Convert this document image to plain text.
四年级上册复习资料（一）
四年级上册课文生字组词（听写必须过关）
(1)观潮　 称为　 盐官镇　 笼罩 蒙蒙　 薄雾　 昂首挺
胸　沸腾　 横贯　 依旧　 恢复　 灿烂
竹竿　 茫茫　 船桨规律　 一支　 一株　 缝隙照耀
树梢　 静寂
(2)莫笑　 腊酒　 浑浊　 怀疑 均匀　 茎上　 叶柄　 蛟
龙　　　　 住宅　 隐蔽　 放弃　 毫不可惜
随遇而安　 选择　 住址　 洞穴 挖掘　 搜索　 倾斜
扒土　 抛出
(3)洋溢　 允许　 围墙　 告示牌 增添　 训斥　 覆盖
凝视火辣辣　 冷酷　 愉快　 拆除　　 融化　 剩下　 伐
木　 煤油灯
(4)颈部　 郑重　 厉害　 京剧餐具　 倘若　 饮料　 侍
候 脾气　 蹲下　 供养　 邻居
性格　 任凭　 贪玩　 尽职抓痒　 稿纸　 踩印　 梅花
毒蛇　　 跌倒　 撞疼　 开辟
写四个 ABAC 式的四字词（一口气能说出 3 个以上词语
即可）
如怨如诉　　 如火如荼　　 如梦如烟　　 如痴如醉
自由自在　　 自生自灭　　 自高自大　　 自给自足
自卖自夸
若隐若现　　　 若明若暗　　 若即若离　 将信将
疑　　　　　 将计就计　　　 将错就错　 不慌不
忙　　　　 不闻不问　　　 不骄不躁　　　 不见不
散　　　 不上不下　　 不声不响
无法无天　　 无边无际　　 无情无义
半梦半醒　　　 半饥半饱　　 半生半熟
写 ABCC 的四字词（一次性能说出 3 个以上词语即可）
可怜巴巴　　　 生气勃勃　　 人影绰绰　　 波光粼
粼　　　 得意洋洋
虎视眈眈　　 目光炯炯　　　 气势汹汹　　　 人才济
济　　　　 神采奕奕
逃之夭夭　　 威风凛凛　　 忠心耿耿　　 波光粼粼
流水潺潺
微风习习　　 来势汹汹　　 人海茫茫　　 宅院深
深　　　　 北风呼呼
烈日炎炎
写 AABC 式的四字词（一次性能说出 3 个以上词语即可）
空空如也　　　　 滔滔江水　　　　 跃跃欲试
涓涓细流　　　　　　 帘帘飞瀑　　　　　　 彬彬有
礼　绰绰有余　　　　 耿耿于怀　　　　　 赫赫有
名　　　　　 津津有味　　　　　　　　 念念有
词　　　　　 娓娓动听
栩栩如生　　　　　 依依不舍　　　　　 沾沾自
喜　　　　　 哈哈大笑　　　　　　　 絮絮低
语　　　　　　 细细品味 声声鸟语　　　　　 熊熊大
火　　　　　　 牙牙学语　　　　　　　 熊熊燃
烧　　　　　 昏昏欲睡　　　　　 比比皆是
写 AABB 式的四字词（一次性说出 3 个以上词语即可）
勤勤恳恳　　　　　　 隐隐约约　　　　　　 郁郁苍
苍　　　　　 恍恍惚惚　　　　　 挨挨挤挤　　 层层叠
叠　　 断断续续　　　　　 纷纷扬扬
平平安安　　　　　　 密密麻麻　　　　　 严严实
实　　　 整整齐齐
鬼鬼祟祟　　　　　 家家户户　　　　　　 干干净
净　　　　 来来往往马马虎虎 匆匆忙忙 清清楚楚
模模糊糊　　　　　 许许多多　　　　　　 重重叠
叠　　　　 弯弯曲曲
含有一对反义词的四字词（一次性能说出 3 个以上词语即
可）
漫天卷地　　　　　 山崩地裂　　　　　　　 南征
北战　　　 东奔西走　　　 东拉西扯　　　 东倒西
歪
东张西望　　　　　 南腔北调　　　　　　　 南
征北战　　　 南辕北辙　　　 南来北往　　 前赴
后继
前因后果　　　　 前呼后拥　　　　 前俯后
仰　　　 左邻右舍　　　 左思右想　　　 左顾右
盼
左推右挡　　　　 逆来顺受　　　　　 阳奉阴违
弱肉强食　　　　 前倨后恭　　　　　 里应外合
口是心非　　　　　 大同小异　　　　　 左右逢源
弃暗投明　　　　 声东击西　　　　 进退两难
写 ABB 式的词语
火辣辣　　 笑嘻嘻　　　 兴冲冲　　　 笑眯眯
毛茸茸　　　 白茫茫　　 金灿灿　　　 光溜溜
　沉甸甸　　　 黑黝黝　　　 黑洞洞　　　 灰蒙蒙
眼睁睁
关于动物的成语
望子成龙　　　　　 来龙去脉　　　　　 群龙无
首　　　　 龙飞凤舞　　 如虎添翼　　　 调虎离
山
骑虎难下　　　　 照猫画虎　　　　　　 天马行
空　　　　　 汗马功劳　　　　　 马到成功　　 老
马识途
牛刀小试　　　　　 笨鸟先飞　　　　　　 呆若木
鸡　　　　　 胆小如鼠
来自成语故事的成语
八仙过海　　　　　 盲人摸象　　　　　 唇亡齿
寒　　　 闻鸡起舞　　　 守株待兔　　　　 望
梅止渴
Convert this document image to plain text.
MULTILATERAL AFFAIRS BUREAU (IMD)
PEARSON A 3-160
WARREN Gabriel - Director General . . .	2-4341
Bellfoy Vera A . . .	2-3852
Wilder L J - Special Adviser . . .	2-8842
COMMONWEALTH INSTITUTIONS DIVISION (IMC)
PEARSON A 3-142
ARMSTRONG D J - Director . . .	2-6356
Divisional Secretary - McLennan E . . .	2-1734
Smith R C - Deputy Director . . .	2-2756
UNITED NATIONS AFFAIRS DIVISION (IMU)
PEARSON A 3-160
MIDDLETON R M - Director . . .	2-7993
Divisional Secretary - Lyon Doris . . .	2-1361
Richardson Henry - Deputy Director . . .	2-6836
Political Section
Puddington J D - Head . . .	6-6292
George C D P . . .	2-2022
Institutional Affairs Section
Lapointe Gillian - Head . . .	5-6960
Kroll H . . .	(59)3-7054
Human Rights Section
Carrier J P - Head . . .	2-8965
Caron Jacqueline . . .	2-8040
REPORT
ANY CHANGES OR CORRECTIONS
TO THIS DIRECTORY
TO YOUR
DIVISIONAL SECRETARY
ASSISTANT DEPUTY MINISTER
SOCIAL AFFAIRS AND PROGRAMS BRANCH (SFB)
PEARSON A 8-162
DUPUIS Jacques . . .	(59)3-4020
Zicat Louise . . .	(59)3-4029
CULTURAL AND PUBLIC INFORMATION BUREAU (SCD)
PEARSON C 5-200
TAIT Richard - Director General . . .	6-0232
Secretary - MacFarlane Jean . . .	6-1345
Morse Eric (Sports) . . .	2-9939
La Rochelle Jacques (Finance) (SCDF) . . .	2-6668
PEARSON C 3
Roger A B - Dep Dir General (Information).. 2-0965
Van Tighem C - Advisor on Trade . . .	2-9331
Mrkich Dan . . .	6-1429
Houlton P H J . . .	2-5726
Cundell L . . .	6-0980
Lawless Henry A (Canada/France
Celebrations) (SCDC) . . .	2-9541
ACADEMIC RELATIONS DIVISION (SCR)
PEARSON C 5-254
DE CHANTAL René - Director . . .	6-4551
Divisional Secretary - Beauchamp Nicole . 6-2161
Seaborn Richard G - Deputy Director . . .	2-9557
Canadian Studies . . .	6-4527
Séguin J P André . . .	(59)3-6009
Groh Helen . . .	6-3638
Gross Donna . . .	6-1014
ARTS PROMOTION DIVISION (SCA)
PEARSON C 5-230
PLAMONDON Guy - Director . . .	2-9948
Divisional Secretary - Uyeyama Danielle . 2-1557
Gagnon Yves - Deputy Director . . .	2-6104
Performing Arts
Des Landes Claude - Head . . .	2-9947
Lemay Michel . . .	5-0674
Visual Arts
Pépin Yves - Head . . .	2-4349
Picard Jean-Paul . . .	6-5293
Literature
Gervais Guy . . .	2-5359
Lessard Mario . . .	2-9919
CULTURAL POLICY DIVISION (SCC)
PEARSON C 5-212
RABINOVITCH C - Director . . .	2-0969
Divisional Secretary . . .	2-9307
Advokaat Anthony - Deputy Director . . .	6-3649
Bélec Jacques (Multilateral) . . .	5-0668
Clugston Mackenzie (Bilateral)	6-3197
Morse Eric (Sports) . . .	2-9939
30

◆ ◆ ◆ ◆ ◆ ◆ ◆

SET PROBLEM: Consider the entries above and return each line with the string "Henry".

RESULT OF THIS TASK:
Richardson Henry - Deputy Director . . .	2-6836
Lawless Henry A (Canada/France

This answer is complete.